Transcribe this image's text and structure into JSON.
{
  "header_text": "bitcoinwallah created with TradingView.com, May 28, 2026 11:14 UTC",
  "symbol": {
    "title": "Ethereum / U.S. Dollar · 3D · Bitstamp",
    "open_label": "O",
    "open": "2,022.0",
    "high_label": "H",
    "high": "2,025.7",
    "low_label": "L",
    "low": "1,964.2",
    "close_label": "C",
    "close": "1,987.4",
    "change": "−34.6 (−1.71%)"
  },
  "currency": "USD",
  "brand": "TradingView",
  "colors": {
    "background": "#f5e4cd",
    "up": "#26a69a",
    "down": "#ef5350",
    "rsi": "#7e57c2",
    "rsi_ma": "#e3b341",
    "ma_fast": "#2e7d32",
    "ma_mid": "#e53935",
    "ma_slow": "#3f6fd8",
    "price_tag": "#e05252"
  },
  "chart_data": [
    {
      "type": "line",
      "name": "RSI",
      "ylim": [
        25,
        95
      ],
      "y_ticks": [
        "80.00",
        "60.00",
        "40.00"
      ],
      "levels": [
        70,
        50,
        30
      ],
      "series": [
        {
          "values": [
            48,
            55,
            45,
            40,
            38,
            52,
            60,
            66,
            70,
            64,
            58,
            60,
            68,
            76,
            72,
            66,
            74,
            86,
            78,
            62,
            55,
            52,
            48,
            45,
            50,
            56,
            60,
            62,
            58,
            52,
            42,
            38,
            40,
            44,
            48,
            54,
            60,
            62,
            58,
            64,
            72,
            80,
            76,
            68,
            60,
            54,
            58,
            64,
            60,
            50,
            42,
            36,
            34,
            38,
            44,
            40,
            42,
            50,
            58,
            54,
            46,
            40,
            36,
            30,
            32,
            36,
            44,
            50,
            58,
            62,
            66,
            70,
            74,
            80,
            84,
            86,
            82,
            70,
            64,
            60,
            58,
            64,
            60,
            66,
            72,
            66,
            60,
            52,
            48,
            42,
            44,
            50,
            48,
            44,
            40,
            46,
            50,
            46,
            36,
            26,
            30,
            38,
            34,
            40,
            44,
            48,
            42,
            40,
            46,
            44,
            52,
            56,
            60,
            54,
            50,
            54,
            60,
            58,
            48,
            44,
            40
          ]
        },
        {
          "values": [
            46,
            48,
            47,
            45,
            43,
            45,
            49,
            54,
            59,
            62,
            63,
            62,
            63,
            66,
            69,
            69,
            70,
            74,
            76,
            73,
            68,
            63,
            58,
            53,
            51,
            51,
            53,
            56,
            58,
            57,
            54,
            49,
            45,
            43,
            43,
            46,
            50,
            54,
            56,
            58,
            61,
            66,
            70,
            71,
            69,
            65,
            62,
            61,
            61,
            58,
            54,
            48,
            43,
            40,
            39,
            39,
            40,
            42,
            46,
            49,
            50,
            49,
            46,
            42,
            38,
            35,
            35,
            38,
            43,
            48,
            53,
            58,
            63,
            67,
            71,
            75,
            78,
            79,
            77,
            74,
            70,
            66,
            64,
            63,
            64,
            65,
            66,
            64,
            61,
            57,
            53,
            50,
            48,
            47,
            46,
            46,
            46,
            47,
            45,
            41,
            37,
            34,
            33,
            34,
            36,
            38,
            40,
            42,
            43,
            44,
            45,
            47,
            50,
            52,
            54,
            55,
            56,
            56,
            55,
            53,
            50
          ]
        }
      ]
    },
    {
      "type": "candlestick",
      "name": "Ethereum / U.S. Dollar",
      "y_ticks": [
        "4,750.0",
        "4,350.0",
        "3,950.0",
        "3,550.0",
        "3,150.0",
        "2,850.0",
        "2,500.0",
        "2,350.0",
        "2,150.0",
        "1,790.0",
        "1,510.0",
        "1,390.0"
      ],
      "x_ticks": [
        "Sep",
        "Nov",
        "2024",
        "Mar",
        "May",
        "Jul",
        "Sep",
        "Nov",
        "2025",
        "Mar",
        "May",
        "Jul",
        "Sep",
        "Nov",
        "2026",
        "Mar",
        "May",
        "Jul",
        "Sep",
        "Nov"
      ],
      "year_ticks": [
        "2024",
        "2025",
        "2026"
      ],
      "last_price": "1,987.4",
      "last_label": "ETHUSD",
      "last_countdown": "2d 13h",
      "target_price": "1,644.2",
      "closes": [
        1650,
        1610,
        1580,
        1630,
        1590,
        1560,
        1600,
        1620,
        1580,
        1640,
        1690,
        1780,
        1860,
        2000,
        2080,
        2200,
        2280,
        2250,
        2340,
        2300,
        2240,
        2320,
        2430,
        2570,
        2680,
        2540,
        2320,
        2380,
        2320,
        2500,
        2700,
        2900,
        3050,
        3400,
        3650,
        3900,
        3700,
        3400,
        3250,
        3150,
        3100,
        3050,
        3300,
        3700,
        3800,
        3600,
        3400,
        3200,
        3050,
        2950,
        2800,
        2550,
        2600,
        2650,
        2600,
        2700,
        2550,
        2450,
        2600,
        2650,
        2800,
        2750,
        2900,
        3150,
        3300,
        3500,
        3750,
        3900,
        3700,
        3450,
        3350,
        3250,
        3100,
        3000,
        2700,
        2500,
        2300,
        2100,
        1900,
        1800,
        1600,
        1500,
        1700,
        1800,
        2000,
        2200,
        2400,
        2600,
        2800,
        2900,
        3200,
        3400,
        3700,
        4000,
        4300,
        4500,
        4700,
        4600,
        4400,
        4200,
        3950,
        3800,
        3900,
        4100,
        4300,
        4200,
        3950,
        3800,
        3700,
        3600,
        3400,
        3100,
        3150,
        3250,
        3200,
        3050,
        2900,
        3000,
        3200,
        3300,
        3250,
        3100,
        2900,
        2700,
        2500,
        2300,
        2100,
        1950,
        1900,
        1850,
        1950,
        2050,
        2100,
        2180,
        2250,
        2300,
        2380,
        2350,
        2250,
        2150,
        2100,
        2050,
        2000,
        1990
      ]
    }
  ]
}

________________________

# SET TASK
Retype the material in full, character for character.

# SOLUTION FOR THIS EXERCISE
Transcribe this image's text and structure into JSON.
{
  "header_text": "bitcoinwallah created with TradingView.com, May 28, 2026 11:14 UTC",
  "symbol": {
    "title": "Ethereum / U.S. Dollar · 3D · Bitstamp",
    "open_label": "O",
    "open": "2,022.0",
    "high_label": "H",
    "high": "2,025.7",
    "low_label": "L",
    "low": "1,964.2",
    "close_label": "C",
    "close": "1,987.4",
    "change": "−34.6 (−1.71%)"
  },
  "currency": "USD",
  "brand": "TradingView",
  "colors": {
    "background": "#f5e4cd",
    "up": "#26a69a",
    "down": "#ef5350",
    "rsi": "#7e57c2",
    "rsi_ma": "#e3b341",
    "ma_fast": "#2e7d32",
    "ma_mid": "#e53935",
    "ma_slow": "#3f6fd8",
    "price_tag": "#e05252"
  },
  "chart_data": [
    {
      "type": "line",
      "name": "RSI",
      "ylim": [
        25,
        95
      ],
      "y_ticks": [
        "80.00",
        "60.00",
        "40.00"
      ],
      "levels": [
        70,
        50,
        30
      ],
      "series": [
        {
          "values": [
            48,
            55,
            45,
            40,
            38,
            52,
            60,
            66,
            70,
            64,
            58,
            60,
            68,
            76,
            72,
            66,
            74,
            86,
            78,
            62,
            55,
            52,
            48,
            45,
            50,
            56,
            60,
            62,
            58,
            52,
            42,
            38,
            40,
            44,
            48,
            54,
            60,
            62,
            58,
            64,
            72,
            80,
            76,
            68,
            60,
            54,
            58,
            64,
            60,
            50,
            42,
            36,
            34,
            38,
            44,
            40,
            42,
            50,
            58,
            54,
            46,
            40,
            36,
            30,
            32,
            36,
            44,
            50,
            58,
            62,
            66,
            70,
            74,
            80,
            84,
            86,
            82,
            70,
            64,
            60,
            58,
            64,
            60,
            66,
            72,
            66,
            60,
            52,
            48,
            42,
            44,
            50,
            48,
            44,
            40,
            46,
            50,
            46,
            36,
            26,
            30,
            38,
            34,
            40,
            44,
            48,
            42,
            40,
            46,
            44,
            52,
            56,
            60,
            54,
            50,
            54,
            60,
            58,
            48,
            44,
            40
          ]
        },
        {
          "values": [
            46,
            48,
            47,
            45,
            43,
            45,
            49,
            54,
            59,
            62,
            63,
            62,
            63,
            66,
            69,
            69,
            70,
            74,
            76,
            73,
            68,
            63,
            58,
            53,
            51,
            51,
            53,
            56,
            58,
            57,
            54,
            49,
            45,
            43,
            43,
            46,
            50,
            54,
            56,
            58,
            61,
            66,
            70,
            71,
            69,
            65,
            62,
            61,
            61,
            58,
            54,
            48,
            43,
            40,
            39,
            39,
            40,
            42,
            46,
            49,
            50,
            49,
            46,
            42,
            38,
            35,
            35,
            38,
            43,
            48,
            53,
            58,
            63,
            67,
            71,
            75,
            78,
            79,
            77,
            74,
            70,
            66,
            64,
            63,
            64,
            65,
            66,
            64,
            61,
            57,
            53,
            50,
            48,
            47,
            46,
            46,
            46,
            47,
            45,
            41,
            37,
            34,
            33,
            34,
            36,
            38,
            40,
            42,
            43,
            44,
            45,
            47,
            50,
            52,
            54,
            55,
            56,
            56,
            55,
            53,
            50
          ]
        }
      ]
    },
    {
      "type": "candlestick",
      "name": "Ethereum / U.S. Dollar",
      "y_ticks": [
        "4,750.0",
        "4,350.0",
        "3,950.0",
        "3,550.0",
        "3,150.0",
        "2,850.0",
        "2,500.0",
        "2,350.0",
        "2,150.0",
        "1,790.0",
        "1,510.0",
        "1,390.0"
      ],
      "x_ticks": [
        "Sep",
        "Nov",
        "2024",
        "Mar",
        "May",
        "Jul",
        "Sep",
        "Nov",
        "2025",
        "Mar",
        "May",
        "Jul",
        "Sep",
        "Nov",
        "2026",
        "Mar",
        "May",
        "Jul",
        "Sep",
        "Nov"
      ],
      "year_ticks": [
        "2024",
        "2025",
        "2026"
      ],
      "last_price": "1,987.4",
      "last_label": "ETHUSD",
      "last_countdown": "2d 13h",
      "target_price": "1,644.2",
      "closes": [
        1650,
        1610,
        1580,
        1630,
        1590,
        1560,
        1600,
        1620,
        1580,
        1640,
        1690,
        1780,
        1860,
        2000,
        2080,
        2200,
        2280,
        2250,
        2340,
        2300,
        2240,
        2320,
        2430,
        2570,
        2680,
        2540,
        2320,
        2380,
        2320,
        2500,
        2700,
        2900,
        3050,
        3400,
        3650,
        3900,
        3700,
        3400,
        3250,
        3150,
        3100,
        3050,
        3300,
        3700,
        3800,
        3600,
        3400,
        3200,
        3050,
        2950,
        2800,
        2550,
        2600,
        2650,
        2600,
        2700,
        2550,
        2450,
        2600,
        2650,
        2800,
        2750,
        2900,
        3150,
        3300,
        3500,
        3750,
        3900,
        3700,
        3450,
        3350,
        3250,
        3100,
        3000,
        2700,
        2500,
        2300,
        2100,
        1900,
        1800,
        1600,
        1500,
        1700,
        1800,
        2000,
        2200,
        2400,
        2600,
        2800,
        2900,
        3200,
        3400,
        3700,
        4000,
        4300,
        4500,
        4700,
        4600,
        4400,
        4200,
        3950,
        3800,
        3900,
        4100,
        4300,
        4200,
        3950,
        3800,
        3700,
        3600,
        3400,
        3100,
        3150,
        3250,
        3200,
        3050,
        2900,
        3000,
        3200,
        3300,
        3250,
        3100,
        2900,
        2700,
        2500,
        2300,
        2100,
        1950,
        1900,
        1850,
        1950,
        2050,
        2100,
        2180,
        2250,
        2300,
        2380,
        2350,
        2250,
        2150,
        2100,
        2050,
        2000,
        1990
      ]
    }
  ]
}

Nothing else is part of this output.